▶

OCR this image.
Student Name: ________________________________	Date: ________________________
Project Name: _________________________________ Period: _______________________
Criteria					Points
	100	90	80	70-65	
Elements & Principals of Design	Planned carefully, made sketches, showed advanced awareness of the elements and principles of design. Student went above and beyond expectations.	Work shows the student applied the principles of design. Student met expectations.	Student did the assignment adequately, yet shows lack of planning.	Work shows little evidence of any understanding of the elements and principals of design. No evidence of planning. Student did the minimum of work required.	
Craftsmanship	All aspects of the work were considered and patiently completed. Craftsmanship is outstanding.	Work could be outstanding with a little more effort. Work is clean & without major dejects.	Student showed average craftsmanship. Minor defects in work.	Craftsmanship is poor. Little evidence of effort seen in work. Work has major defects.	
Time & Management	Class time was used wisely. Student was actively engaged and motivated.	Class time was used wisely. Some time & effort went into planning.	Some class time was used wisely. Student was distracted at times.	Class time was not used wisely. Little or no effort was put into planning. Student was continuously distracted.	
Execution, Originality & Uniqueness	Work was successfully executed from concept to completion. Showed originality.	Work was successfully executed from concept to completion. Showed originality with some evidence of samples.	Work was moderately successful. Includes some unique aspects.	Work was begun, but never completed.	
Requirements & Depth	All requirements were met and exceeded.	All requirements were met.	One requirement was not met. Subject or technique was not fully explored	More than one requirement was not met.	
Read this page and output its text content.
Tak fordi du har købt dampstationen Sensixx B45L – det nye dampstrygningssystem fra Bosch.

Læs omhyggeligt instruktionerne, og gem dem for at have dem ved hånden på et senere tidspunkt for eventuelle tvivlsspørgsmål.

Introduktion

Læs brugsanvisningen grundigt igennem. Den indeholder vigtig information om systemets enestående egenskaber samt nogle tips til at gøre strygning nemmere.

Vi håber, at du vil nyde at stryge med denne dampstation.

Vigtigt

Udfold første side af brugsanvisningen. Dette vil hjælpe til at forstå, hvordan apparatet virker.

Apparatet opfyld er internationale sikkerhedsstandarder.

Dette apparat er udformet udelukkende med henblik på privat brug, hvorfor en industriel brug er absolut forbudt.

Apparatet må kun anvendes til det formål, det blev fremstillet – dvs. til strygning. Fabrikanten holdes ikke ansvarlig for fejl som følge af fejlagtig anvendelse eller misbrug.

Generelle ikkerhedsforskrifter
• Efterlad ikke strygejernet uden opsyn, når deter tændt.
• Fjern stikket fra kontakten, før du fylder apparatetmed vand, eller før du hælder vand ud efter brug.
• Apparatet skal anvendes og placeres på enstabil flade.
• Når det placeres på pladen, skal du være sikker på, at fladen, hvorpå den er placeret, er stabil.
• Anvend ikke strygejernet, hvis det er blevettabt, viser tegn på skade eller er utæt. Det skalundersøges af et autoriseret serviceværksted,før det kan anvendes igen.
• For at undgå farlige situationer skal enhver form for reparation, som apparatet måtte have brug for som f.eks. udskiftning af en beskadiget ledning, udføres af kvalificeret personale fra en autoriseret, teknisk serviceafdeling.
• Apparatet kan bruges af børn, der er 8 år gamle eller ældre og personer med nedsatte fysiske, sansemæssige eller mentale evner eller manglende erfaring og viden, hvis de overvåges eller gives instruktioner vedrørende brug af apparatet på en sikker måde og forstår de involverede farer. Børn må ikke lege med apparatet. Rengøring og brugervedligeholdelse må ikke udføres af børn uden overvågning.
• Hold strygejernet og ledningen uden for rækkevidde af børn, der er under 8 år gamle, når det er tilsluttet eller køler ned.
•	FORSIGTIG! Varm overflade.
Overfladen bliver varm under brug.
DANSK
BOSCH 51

◀

-- Objective --
Give back the data above exactly as it appears.

-- Task solution --
OCR this image.
Student Name: ________________________________	Date: ________________________
Project Name: _________________________________ Period: _______________________
Criteria					Points
	100	90	80	70-65	
Elements & Principals of Design	Planned carefully, made sketches, showed advanced awareness of the elements and principles of design. Student went above and beyond expectations.	Work shows the student applied the principles of design. Student met expectations.	Student did the assignment adequately, yet shows lack of planning.	Work shows little evidence of any understanding of the elements and principals of design. No evidence of planning. Student did the minimum of work required.	
Craftsmanship	All aspects of the work were considered and patiently completed. Craftsmanship is outstanding.	Work could be outstanding with a little more effort. Work is clean & without major dejects.	Student showed average craftsmanship. Minor defects in work.	Craftsmanship is poor. Little evidence of effort seen in work. Work has major defects.	
Time & Management	Class time was used wisely. Student was actively engaged and motivated.	Class time was used wisely. Some time & effort went into planning.	Some class time was used wisely. Student was distracted at times.	Class time was not used wisely. Little or no effort was put into planning. Student was continuously distracted.	
Execution, Originality & Uniqueness	Work was successfully executed from concept to completion. Showed originality.	Work was successfully executed from concept to completion. Showed originality with some evidence of samples.	Work was moderately successful. Includes some unique aspects.	Work was begun, but never completed.	
Requirements & Depth	All requirements were met and exceeded.	All requirements were met.	One requirement was not met. Subject or technique was not fully explored	More than one requirement was not met.	
Read this page and output its text content.
Tak fordi du har købt dampstationen Sensixx B45L – det nye dampstrygningssystem fra Bosch.

Læs omhyggeligt instruktionerne, og gem dem for at have dem ved hånden på et senere tidspunkt for eventuelle tvivlsspørgsmål.

Introduktion

Læs brugsanvisningen grundigt igennem. Den indeholder vigtig information om systemets enestående egenskaber samt nogle tips til at gøre strygning nemmere.

Vi håber, at du vil nyde at stryge med denne dampstation.

Vigtigt

Udfold første side af brugsanvisningen. Dette vil hjælpe til at forstå, hvordan apparatet virker.

Apparatet opfyld er internationale sikkerhedsstandarder.

Dette apparat er udformet udelukkende med henblik på privat brug, hvorfor en industriel brug er absolut forbudt.

Apparatet må kun anvendes til det formål, det blev fremstillet – dvs. til strygning. Fabrikanten holdes ikke ansvarlig for fejl som følge af fejlagtig anvendelse eller misbrug.

Generelle ikkerhedsforskrifter
• Efterlad ikke strygejernet uden opsyn, når deter tændt.
• Fjern stikket fra kontakten, før du fylder apparatetmed vand, eller før du hælder vand ud efter brug.
• Apparatet skal anvendes og placeres på enstabil flade.
• Når det placeres på pladen, skal du være sikker på, at fladen, hvorpå den er placeret, er stabil.
• Anvend ikke strygejernet, hvis det er blevettabt, viser tegn på skade eller er utæt. Det skalundersøges af et autoriseret serviceværksted,før det kan anvendes igen.
• For at undgå farlige situationer skal enhver form for reparation, som apparatet måtte have brug for som f.eks. udskiftning af en beskadiget ledning, udføres af kvalificeret personale fra en autoriseret, teknisk serviceafdeling.
• Apparatet kan bruges af børn, der er 8 år gamle eller ældre og personer med nedsatte fysiske, sansemæssige eller mentale evner eller manglende erfaring og viden, hvis de overvåges eller gives instruktioner vedrørende brug af apparatet på en sikker måde og forstår de involverede farer. Børn må ikke lege med apparatet. Rengøring og brugervedligeholdelse må ikke udføres af børn uden overvågning.
• Hold strygejernet og ledningen uden for rækkevidde af børn, der er under 8 år gamle, når det er tilsluttet eller køler ned.
•	FORSIGTIG! Varm overflade.
Overfladen bliver varm under brug.
DANSK
BOSCH 51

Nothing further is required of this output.